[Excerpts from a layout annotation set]
○ ○ ○ ○

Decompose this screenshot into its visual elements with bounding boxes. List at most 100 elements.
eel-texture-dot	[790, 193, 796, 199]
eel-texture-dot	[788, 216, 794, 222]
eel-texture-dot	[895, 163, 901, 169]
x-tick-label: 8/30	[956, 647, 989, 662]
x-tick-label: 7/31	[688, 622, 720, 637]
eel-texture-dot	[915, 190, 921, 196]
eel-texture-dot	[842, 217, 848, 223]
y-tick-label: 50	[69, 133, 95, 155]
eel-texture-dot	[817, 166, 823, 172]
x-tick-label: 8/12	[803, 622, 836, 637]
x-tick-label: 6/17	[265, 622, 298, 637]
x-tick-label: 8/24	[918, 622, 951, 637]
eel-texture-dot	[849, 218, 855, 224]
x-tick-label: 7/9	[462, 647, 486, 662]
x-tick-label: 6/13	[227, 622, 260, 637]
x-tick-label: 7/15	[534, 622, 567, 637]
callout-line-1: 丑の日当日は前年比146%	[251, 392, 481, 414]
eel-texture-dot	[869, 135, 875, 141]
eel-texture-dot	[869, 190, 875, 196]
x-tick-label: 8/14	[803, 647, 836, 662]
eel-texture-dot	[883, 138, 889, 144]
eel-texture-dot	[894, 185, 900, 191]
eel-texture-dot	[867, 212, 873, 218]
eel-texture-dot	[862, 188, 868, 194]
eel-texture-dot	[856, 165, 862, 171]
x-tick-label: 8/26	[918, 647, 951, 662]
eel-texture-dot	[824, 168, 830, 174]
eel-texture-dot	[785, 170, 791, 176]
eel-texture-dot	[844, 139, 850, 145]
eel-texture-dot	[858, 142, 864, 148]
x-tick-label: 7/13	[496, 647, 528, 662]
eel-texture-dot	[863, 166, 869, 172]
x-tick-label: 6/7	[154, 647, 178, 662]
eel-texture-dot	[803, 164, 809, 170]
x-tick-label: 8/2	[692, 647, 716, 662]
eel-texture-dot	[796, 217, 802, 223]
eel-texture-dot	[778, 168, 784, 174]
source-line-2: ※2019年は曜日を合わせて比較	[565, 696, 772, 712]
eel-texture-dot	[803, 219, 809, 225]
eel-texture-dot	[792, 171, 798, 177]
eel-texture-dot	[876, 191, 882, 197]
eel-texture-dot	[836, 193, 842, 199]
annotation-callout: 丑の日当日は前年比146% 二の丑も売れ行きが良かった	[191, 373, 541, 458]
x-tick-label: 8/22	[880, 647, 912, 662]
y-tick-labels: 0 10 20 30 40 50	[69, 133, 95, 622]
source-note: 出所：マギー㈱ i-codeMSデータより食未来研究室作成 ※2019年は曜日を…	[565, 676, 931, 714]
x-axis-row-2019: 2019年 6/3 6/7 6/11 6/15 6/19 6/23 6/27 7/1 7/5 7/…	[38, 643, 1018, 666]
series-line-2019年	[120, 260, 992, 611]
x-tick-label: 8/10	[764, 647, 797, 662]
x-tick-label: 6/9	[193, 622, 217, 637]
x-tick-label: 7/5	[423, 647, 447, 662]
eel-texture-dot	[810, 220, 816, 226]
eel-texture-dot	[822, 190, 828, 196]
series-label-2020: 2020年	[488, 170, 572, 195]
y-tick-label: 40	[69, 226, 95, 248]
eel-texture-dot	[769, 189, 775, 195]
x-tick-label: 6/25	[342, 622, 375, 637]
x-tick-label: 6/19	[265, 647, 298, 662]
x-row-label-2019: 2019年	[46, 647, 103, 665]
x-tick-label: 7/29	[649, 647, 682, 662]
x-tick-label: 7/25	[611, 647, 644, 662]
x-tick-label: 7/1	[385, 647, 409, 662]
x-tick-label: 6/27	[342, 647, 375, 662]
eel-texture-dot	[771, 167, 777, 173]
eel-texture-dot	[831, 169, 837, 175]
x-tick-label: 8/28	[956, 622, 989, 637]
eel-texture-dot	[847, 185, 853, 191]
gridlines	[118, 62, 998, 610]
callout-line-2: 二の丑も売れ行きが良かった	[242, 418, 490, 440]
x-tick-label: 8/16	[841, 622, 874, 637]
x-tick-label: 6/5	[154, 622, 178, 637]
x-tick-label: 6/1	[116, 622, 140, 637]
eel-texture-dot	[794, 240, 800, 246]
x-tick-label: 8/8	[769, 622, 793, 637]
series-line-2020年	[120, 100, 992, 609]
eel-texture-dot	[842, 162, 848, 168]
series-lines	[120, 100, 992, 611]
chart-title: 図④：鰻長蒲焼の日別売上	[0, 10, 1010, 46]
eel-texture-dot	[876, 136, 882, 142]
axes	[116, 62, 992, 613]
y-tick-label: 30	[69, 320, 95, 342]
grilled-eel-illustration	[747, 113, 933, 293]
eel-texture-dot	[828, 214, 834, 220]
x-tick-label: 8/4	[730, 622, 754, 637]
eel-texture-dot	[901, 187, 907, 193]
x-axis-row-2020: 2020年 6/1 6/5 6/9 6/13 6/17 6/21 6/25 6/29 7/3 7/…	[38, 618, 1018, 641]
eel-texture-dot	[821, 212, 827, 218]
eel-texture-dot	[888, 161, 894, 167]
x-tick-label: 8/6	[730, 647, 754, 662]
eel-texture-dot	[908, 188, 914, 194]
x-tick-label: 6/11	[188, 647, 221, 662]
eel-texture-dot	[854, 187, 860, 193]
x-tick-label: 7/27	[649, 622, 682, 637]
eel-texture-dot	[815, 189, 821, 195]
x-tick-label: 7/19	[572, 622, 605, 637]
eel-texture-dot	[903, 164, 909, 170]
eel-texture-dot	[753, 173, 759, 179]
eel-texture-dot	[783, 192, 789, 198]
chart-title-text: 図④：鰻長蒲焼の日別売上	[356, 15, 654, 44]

○ ○ ○ ○

■ **Short task**: Render every line of the data above as a Markdown table with the columns "Row" and "Line", numbering the rows in order and leaving out blank lines.

■ **Solution to this problem**:
| Row | Line |
|---|---|
| 1 | Decompose this screenshot into its visual elements with bounding boxes. List at most 100 elements. |
| 2 | eel-texture-dot	[790, 193, 796, 199] |
| 3 | eel-texture-dot	[788, 216, 794, 222] |
| 4 | eel-texture-dot	[895, 163, 901, 169] |
| 5 | x-tick-label: 8/30	[956, 647, 989, 662] |
| 6 | x-tick-label: 7/31	[688, 622, 720, 637] |
| 7 | eel-texture-dot	[915, 190, 921, 196] |
| 8 | eel-texture-dot	[842, 217, 848, 223] |
| 9 | y-tick-label: 50	[69, 133, 95, 155] |
| 10 | eel-texture-dot	[817, 166, 823, 172] |
| 11 | x-tick-label: 8/12	[803, 622, 836, 637] |
| 12 | x-tick-label: 6/17	[265, 622, 298, 637] |
| 13 | x-tick-label: 8/24	[918, 622, 951, 637] |
| 14 | eel-texture-dot	[849, 218, 855, 224] |
| 15 | x-tick-label: 7/9	[462, 647, 486, 662] |
| 16 | x-tick-label: 6/13	[227, 622, 260, 637] |
| 17 | x-tick-label: 7/15	[534, 622, 567, 637] |
| 18 | callout-line-1: 丑の日当日は前年比146%	[251, 392, 481, 414] |
| 19 | eel-texture-dot	[869, 135, 875, 141] |
| 20 | eel-texture-dot	[869, 190, 875, 196] |
| 21 | x-tick-label: 8/14	[803, 647, 836, 662] |
| 22 | eel-texture-dot	[883, 138, 889, 144] |
| 23 | eel-texture-dot	[894, 185, 900, 191] |
| 24 | eel-texture-dot	[867, 212, 873, 218] |
| 25 | eel-texture-dot	[862, 188, 868, 194] |
| 26 | eel-texture-dot	[856, 165, 862, 171] |
| 27 | x-tick-label: 8/26	[918, 647, 951, 662] |
| 28 | eel-texture-dot	[824, 168, 830, 174] |
| 29 | eel-texture-dot	[785, 170, 791, 176] |
| 30 | eel-texture-dot	[844, 139, 850, 145] |
| 31 | eel-texture-dot	[858, 142, 864, 148] |
| 32 | x-tick-label: 7/13	[496, 647, 528, 662] |
| 33 | eel-texture-dot	[863, 166, 869, 172] |
| 34 | x-tick-label: 6/7	[154, 647, 178, 662] |
| 35 | eel-texture-dot	[803, 164, 809, 170] |
| 36 | x-tick-label: 8/2	[692, 647, 716, 662] |
| 37 | eel-texture-dot	[796, 217, 802, 223] |
| 38 | eel-texture-dot	[778, 168, 784, 174] |
| 39 | source-line-2: ※2019年は曜日を合わせて比較	[565, 696, 772, 712] |
| 40 | eel-texture-dot	[803, 219, 809, 225] |
| 41 | eel-texture-dot	[792, 171, 798, 177] |
| 42 | eel-texture-dot	[876, 191, 882, 197] |
| 43 | eel-texture-dot	[836, 193, 842, 199] |
| 44 | annotation-callout: 丑の日当日は前年比146% 二の丑も売れ行きが良かった	[191, 373, 541, 458] |
| 45 | x-tick-label: 8/22	[880, 647, 912, 662] |
| 46 | y-tick-labels: 0 10 20 30 40 50	[69, 133, 95, 622] |
| 47 | source-note: 出所：マギー㈱ i-codeMSデータより食未来研究室作成 ※2019年は曜日を…	[565, 676, 931, 714] |
| 48 | x-axis-row-2019: 2019年 6/3 6/7 6/11 6/15 6/19 6/23 6/27 7/1 7/5 7/…	[38, 643, 1018, 666] |
| 49 | series-line-2019年	[120, 260, 992, 611] |
| 50 | x-tick-label: 8/10	[764, 647, 797, 662] |
| 51 | x-tick-label: 6/9	[193, 622, 217, 637] |
| 52 | x-tick-label: 7/5	[423, 647, 447, 662] |
| 53 | eel-texture-dot	[810, 220, 816, 226] |
| 54 | eel-texture-dot	[822, 190, 828, 196] |
| 55 | series-label-2020: 2020年	[488, 170, 572, 195] |
| 56 | y-tick-label: 40	[69, 226, 95, 248] |
| 57 | eel-texture-dot	[769, 189, 775, 195] |
| 58 | x-tick-label: 6/25	[342, 622, 375, 637] |
| 59 | x-tick-label: 6/19	[265, 647, 298, 662] |
| 60 | x-row-label-2019: 2019年	[46, 647, 103, 665] |
| 61 | x-tick-label: 7/29	[649, 647, 682, 662] |
| 62 | x-tick-label: 7/25	[611, 647, 644, 662] |
| 63 | x-tick-label: 7/1	[385, 647, 409, 662] |
| 64 | x-tick-label: 6/27	[342, 647, 375, 662] |
| 65 | eel-texture-dot	[771, 167, 777, 173] |
| 66 | eel-texture-dot	[831, 169, 837, 175] |
| 67 | x-tick-label: 8/28	[956, 622, 989, 637] |
| 68 | eel-texture-dot	[847, 185, 853, 191] |
| 69 | gridlines	[118, 62, 998, 610] |
| 70 | callout-line-2: 二の丑も売れ行きが良かった	[242, 418, 490, 440] |
| 71 | x-tick-label: 8/16	[841, 622, 874, 637] |
| 72 | x-tick-label: 6/5	[154, 622, 178, 637] |
| 73 | x-tick-label: 6/1	[116, 622, 140, 637] |
| 74 | eel-texture-dot	[794, 240, 800, 246] |
| 75 | x-tick-label: 8/8	[769, 622, 793, 637] |
| 76 | series-line-2020年	[120, 100, 992, 609] |
| 77 | eel-texture-dot	[842, 162, 848, 168] |
| 78 | series-lines	[120, 100, 992, 611] |
| 79 | chart-title: 図④：鰻長蒲焼の日別売上	[0, 10, 1010, 46] |
| 80 | eel-texture-dot	[876, 136, 882, 142] |
| 81 | axes	[116, 62, 992, 613] |
| 82 | y-tick-label: 30	[69, 320, 95, 342] |
| 83 | grilled-eel-illustration	[747, 113, 933, 293] |
| 84 | eel-texture-dot	[828, 214, 834, 220] |
| 85 | x-tick-label: 8/4	[730, 622, 754, 637] |
| 86 | eel-texture-dot	[901, 187, 907, 193] |
| 87 | x-axis-row-2020: 2020年 6/1 6/5 6/9 6/13 6/17 6/21 6/25 6/29 7/3 7/…	[38, 618, 1018, 641] |
| 88 | eel-texture-dot	[821, 212, 827, 218] |
| 89 | eel-texture-dot	[888, 161, 894, 167] |
| 90 | x-tick-label: 8/6	[730, 647, 754, 662] |
| 91 | eel-texture-dot	[908, 188, 914, 194] |
| 92 | x-tick-label: 6/11	[188, 647, 221, 662] |
| 93 | eel-texture-dot	[854, 187, 860, 193] |
| 94 | x-tick-label: 7/27	[649, 622, 682, 637] |
| 95 | eel-texture-dot	[815, 189, 821, 195] |
| 96 | x-tick-label: 7/19	[572, 622, 605, 637] |
| 97 | eel-texture-dot	[903, 164, 909, 170] |
| 98 | eel-texture-dot	[753, 173, 759, 179] |
| 99 | eel-texture-dot	[783, 192, 789, 198] |
| 100 | chart-title-text: 図④：鰻長蒲焼の日別売上	[356, 15, 654, 44] |